* START Input records *
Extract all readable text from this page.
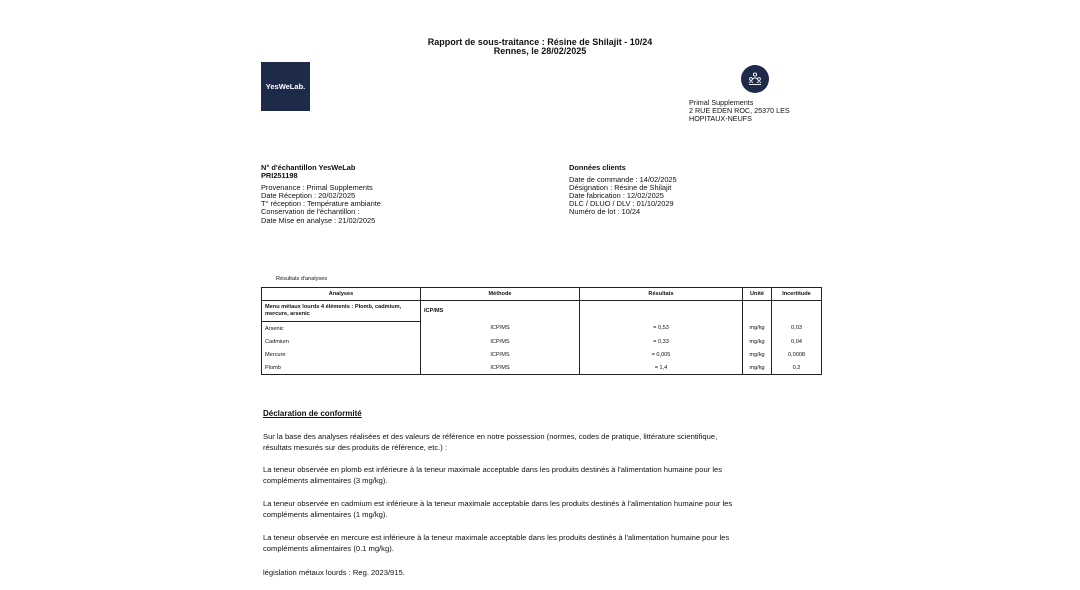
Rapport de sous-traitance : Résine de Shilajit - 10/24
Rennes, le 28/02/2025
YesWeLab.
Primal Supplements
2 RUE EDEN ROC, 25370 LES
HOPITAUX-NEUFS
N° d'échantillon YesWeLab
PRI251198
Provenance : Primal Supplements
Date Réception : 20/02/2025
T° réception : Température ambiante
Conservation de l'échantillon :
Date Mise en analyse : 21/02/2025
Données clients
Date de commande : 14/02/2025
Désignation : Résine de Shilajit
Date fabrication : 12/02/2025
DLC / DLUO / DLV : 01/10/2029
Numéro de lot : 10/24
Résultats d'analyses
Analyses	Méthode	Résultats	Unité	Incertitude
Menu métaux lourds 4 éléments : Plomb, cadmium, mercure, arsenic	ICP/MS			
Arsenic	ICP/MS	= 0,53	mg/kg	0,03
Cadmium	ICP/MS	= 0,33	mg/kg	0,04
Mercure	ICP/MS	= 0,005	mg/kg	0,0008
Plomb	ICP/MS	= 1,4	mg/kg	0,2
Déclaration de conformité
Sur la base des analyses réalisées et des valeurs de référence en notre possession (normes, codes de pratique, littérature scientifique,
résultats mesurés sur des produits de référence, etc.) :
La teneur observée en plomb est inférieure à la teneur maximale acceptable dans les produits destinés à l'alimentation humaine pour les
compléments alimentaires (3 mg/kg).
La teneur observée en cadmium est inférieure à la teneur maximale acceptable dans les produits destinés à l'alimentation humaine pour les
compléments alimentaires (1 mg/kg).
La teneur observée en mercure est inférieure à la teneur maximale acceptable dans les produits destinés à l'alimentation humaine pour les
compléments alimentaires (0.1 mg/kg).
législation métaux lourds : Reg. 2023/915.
* END Input records *
* START Input records *
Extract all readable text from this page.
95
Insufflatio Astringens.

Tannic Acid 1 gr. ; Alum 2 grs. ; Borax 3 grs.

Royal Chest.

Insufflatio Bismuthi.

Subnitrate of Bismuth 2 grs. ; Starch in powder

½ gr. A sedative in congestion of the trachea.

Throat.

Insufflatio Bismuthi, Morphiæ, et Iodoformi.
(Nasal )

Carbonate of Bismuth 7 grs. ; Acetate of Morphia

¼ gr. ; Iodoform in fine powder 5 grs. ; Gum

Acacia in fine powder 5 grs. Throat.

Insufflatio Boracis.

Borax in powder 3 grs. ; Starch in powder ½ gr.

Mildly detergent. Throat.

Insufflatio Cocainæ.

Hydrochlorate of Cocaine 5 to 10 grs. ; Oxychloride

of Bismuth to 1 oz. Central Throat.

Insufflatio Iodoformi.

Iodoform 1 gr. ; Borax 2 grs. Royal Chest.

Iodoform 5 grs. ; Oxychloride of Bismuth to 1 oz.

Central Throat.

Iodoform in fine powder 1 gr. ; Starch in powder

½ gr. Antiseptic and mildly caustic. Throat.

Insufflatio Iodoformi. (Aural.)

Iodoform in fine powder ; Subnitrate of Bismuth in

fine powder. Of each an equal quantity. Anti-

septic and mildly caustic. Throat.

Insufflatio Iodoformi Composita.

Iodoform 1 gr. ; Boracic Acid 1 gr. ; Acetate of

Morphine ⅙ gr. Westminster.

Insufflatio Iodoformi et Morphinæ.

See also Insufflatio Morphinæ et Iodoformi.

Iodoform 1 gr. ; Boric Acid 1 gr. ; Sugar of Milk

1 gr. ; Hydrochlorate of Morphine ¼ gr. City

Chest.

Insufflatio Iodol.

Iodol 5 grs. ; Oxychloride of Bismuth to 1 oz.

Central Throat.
* END Input records *
* START Input records *
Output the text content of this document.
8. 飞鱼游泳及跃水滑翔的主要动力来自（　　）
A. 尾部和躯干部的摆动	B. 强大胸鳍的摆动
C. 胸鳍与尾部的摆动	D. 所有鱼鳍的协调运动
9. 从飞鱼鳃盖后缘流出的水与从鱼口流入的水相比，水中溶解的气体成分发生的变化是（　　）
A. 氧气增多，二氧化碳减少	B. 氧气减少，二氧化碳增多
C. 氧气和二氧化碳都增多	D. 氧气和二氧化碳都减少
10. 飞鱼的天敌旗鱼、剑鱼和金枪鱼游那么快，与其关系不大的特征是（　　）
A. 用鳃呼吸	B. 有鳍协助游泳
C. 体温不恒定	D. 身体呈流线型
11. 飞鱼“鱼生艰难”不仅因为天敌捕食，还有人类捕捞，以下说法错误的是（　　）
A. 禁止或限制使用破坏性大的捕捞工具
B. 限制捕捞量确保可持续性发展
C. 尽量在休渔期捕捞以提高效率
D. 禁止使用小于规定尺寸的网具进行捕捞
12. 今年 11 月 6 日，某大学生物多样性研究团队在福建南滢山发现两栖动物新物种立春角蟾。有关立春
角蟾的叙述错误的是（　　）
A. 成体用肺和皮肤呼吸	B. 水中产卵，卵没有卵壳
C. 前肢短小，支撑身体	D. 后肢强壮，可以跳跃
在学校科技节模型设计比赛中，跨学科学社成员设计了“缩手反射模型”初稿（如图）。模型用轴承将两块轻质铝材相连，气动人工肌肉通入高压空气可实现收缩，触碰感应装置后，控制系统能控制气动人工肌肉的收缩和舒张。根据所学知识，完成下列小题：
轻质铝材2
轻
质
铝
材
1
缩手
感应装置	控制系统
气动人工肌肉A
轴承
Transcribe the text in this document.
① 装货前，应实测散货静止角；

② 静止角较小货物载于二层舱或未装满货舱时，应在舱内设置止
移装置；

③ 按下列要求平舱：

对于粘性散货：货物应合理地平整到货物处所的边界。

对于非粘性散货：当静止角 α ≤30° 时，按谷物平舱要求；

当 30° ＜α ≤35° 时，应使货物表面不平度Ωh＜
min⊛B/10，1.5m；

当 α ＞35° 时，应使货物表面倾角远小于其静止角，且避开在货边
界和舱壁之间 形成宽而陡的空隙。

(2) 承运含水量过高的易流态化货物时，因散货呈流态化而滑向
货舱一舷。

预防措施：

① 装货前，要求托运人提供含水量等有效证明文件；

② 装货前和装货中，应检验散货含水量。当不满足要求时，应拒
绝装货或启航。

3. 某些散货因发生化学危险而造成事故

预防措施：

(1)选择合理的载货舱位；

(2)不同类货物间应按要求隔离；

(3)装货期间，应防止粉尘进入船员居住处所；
* END Input records *
Gather from the entries above all lines that include the string "Subnitrate".

Subnitrate of Bismuth 2 grs. ; Starch in powder
Iodoform in fine powder ; Subnitrate of Bismuth in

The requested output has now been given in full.